* Exercise directions *
In the cheesecake recipe thread below, what are the usernames of everyone who posted?

━━━ Passage given ━━━

# ISO Marx Brothers cheesecake recipe



## dcannaday (Nov 8, 2008)

Ok, was reading about cheesecakes on here and had an idea, funny how those things happen sometimes.  Years ago, I had a recipe I copied out of a Bon Appetite (sp) magazine for Marx Brothers cheesecake, from the Marx Brothers restaurant in Alaska, great cheescake.  I have since lost it.  I was hoping someone might have that recipe and could give it to me.  Thanks in advance.  David.


----------



## Michael in FtW (Nov 8, 2008)

I searched on the _Bon Appétit_, _Epicurious_ and _Gourmet _on-line archives with no luck. However, there are a lot of sites offering the recipe (Google search results) but this one for Marx Brothers Cheesecake looks to be fairly typical of the ones I compared.

Hope this is what you were looking for.


----------



## texasgirl (Nov 8, 2008)

Wow, there are no directions to that link. Is it just me?


----------



## Alix (Nov 8, 2008)

Nope, no directions. Should we add them here?

Blend first 3 ingredients together and press into bottom of springform pan. 
Blend rest of ingredients together until consistency is smooth. Pour into springform and bake for about an hour in a 350 oven. Cake is done when top is dry looking right to the center and "bounces back" when touched. (Bain marie directions anyone? I've never used one so I haven't a clue)

━━━ Record extracts ━━━

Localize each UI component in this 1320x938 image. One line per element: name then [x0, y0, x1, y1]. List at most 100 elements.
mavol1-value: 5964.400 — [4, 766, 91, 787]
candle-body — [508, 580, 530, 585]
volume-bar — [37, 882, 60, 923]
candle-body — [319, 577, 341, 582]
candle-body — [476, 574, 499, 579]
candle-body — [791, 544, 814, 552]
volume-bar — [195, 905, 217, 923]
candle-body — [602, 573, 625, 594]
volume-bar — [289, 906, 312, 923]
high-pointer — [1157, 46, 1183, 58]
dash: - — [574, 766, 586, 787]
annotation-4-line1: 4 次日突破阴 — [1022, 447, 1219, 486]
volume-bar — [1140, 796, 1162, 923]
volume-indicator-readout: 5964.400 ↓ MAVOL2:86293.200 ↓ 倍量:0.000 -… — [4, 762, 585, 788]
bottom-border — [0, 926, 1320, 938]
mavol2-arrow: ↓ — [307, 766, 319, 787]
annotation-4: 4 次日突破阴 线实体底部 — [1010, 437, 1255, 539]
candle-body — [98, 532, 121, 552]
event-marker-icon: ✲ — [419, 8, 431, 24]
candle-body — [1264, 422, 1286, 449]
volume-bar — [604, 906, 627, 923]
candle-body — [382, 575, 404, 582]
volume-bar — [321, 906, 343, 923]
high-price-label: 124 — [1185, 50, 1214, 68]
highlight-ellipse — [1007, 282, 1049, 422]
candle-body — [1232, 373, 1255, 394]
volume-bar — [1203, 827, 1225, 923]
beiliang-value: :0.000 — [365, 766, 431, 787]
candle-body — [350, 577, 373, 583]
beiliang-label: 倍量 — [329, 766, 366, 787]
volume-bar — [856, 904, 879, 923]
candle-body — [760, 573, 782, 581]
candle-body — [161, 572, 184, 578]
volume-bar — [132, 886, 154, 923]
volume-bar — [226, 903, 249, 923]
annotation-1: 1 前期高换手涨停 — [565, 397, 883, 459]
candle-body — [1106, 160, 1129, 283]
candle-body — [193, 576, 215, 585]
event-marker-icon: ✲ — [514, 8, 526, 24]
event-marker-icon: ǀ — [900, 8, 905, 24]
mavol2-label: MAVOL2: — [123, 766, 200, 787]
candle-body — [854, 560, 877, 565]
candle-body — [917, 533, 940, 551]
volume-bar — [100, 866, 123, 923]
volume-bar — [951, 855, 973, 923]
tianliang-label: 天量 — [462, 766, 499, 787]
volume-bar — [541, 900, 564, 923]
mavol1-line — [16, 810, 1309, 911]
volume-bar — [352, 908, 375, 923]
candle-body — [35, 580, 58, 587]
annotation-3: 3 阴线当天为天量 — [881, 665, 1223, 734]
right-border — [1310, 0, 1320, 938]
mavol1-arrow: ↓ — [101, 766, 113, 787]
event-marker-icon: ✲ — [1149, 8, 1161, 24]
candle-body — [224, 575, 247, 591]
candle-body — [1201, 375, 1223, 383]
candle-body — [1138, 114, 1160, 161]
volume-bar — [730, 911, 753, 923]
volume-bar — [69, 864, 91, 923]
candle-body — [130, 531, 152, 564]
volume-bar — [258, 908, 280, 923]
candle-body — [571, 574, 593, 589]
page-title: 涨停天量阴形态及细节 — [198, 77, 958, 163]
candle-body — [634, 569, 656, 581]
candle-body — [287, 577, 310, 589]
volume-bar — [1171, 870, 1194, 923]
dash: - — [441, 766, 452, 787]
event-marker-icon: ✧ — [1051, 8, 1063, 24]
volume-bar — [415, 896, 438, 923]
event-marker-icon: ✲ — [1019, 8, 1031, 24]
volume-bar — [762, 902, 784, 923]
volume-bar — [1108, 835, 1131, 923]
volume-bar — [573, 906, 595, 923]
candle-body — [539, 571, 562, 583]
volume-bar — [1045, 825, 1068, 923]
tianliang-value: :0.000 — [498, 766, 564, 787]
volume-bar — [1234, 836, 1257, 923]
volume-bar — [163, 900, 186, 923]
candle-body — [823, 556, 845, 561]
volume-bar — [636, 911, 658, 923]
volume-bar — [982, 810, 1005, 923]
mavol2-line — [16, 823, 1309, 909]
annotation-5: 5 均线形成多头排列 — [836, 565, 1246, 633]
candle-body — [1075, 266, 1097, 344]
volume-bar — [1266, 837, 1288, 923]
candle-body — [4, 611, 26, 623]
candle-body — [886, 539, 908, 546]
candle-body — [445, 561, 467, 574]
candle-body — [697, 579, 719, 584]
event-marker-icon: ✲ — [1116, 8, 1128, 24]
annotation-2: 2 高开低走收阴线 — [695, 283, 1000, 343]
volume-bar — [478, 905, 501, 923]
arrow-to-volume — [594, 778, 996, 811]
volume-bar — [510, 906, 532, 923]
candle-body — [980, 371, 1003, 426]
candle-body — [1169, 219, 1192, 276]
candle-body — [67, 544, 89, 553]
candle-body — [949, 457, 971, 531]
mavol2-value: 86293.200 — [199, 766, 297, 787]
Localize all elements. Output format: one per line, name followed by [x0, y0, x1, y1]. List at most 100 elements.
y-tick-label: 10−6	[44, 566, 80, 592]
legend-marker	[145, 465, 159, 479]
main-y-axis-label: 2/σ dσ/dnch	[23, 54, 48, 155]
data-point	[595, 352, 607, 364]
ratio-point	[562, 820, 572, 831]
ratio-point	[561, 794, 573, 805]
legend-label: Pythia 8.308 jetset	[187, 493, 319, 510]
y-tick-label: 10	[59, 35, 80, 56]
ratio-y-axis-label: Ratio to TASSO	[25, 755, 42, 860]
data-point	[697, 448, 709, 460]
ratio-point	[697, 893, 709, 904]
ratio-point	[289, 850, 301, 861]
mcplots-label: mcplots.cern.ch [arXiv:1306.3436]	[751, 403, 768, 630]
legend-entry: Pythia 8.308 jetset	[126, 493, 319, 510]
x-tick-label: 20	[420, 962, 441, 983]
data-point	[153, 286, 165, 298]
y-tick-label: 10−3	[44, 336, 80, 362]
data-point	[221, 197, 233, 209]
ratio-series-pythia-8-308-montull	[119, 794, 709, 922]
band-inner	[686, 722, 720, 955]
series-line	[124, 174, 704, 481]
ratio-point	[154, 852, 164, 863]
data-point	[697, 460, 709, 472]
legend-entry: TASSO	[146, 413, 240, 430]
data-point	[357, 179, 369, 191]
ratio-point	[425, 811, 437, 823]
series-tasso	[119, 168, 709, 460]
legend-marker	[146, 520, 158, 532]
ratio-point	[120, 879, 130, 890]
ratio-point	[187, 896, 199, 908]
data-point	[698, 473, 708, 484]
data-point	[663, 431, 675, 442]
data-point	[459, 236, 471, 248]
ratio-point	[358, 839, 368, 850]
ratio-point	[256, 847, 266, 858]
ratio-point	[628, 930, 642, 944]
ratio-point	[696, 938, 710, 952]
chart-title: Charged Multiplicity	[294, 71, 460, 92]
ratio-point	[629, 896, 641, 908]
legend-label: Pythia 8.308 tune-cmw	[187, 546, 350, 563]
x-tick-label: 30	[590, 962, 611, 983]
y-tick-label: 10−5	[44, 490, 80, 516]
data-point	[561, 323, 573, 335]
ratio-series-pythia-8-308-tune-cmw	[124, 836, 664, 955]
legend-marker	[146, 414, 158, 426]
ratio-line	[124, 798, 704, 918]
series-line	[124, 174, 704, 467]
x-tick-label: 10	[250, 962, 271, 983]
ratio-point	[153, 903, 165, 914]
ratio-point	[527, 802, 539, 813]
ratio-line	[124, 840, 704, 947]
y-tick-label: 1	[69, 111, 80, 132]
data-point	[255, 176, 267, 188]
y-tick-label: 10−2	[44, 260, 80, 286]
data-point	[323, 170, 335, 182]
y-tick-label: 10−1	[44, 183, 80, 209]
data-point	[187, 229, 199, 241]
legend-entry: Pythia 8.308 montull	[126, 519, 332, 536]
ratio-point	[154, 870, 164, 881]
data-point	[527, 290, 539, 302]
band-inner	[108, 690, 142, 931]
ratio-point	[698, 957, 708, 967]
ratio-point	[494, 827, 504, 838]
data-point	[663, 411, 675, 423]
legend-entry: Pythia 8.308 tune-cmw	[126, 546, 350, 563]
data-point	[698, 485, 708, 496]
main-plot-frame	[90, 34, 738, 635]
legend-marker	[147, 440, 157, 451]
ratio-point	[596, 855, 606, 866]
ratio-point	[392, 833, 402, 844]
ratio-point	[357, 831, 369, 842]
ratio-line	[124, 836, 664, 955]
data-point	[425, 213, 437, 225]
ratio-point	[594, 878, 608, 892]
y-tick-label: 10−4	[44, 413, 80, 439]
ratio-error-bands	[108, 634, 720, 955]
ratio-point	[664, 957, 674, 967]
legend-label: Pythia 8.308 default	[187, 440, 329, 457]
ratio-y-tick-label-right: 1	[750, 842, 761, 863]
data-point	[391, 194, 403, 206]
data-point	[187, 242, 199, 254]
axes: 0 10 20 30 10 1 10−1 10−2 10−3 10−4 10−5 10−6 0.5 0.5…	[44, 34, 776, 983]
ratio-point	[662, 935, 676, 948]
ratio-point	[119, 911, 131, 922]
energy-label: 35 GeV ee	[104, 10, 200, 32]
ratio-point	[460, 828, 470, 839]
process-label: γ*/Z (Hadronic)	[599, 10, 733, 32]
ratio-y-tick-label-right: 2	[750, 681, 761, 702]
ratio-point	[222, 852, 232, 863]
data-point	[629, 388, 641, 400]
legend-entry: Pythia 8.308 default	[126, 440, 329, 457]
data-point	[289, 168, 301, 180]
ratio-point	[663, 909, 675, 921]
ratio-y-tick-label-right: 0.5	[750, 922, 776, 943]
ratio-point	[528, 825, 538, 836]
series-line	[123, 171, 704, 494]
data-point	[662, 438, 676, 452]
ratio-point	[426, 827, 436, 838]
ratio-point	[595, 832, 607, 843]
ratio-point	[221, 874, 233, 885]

━━━

* Finished answer *
dcannaday, Michael in FtW, texasgirl, Alix